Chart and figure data
---

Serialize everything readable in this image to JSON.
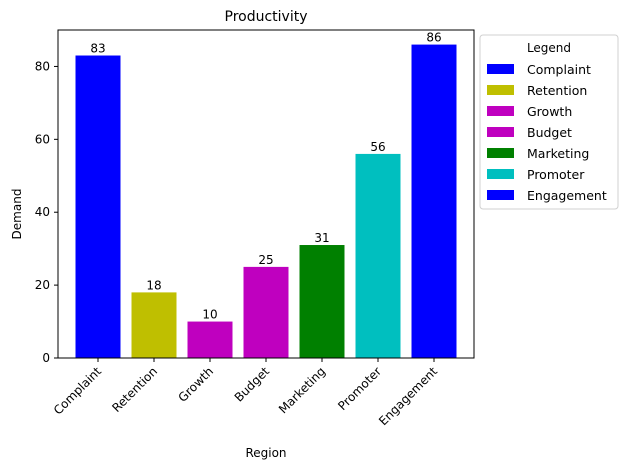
{
  "chart_data": {
    "type": "bar",
    "title": "Productivity",
    "xlabel": "Region",
    "ylabel": "Demand",
    "categories": [
      "Complaint",
      "Retention",
      "Growth",
      "Budget",
      "Marketing",
      "Promoter",
      "Engagement"
    ],
    "values": [
      83,
      18,
      10,
      25,
      31,
      56,
      86
    ],
    "colors": [
      "#0000ff",
      "#bfbf00",
      "#bf00bf",
      "#bf00bf",
      "#008000",
      "#00bfbf",
      "#0000ff"
    ],
    "ylim": [
      0,
      90
    ],
    "yticks": [
      0,
      20,
      40,
      60,
      80
    ],
    "legend": {
      "title": "Legend",
      "placement": "outside-right",
      "entries": [
        "Complaint",
        "Retention",
        "Growth",
        "Budget",
        "Marketing",
        "Promoter",
        "Engagement"
      ]
    },
    "grid": false
  }
}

---

**Given exercise:**
Leave out the pictures and retype every line above exactly.

**The completed task:**
Serialize everything readable in this image to JSON.
{
  "chart_data": {
    "type": "bar",
    "title": "Productivity",
    "xlabel": "Region",
    "ylabel": "Demand",
    "categories": [
      "Complaint",
      "Retention",
      "Growth",
      "Budget",
      "Marketing",
      "Promoter",
      "Engagement"
    ],
    "values": [
      83,
      18,
      10,
      25,
      31,
      56,
      86
    ],
    "colors": [
      "#0000ff",
      "#bfbf00",
      "#bf00bf",
      "#bf00bf",
      "#008000",
      "#00bfbf",
      "#0000ff"
    ],
    "ylim": [
      0,
      90
    ],
    "yticks": [
      0,
      20,
      40,
      60,
      80
    ],
    "legend": {
      "title": "Legend",
      "placement": "outside-right",
      "entries": [
        "Complaint",
        "Retention",
        "Growth",
        "Budget",
        "Marketing",
        "Promoter",
        "Engagement"
      ]
    },
    "grid": false
  }
}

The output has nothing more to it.